• Instructions for the task
Gather all lines from the material that contain "JSON".

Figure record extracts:
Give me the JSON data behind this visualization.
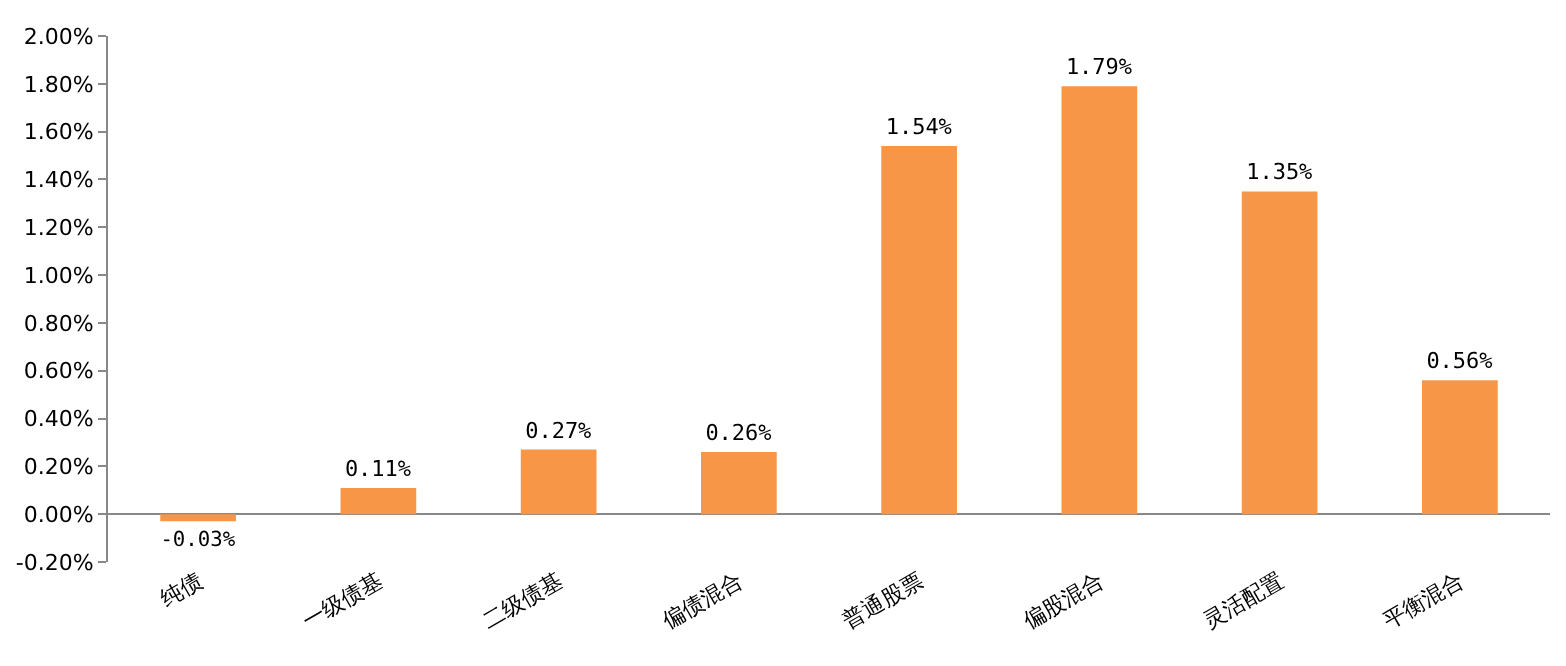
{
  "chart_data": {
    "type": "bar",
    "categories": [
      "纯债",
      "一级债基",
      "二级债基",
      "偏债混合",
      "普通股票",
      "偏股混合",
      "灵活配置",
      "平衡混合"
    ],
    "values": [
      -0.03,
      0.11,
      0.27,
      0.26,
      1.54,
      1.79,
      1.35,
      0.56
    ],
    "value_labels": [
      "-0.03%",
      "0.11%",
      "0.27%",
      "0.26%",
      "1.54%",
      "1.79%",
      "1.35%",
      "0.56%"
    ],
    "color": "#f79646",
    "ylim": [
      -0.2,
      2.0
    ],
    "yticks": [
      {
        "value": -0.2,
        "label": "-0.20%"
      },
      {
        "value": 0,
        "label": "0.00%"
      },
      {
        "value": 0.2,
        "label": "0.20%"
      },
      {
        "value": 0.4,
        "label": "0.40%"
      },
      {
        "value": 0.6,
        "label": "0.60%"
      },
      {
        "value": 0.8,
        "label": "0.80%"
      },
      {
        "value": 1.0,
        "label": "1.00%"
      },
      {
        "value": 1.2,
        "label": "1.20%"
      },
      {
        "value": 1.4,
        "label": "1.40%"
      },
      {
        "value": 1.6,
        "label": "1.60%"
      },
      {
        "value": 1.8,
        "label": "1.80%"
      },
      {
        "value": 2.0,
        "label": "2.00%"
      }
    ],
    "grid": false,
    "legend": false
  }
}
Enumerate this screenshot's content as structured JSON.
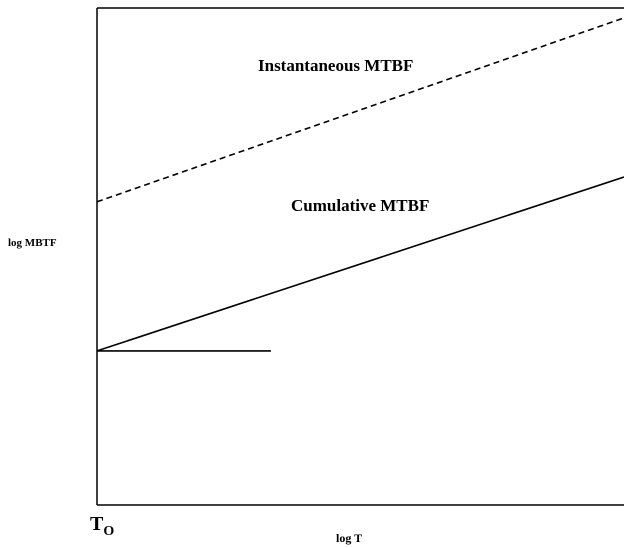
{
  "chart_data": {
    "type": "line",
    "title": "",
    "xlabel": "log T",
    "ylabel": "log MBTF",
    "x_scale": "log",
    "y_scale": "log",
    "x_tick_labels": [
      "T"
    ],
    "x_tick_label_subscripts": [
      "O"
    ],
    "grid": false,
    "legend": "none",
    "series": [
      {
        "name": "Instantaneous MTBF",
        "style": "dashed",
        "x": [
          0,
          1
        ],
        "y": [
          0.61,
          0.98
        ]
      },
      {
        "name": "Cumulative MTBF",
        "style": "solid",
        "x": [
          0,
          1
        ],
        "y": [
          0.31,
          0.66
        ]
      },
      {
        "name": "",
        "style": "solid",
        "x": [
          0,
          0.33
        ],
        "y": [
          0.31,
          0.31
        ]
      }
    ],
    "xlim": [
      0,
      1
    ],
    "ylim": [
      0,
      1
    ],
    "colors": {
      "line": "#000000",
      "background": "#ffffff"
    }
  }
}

• Solved exercise
Give me the JSON data behind this visualization.
Enumerate this screenshot's content as structured JSON.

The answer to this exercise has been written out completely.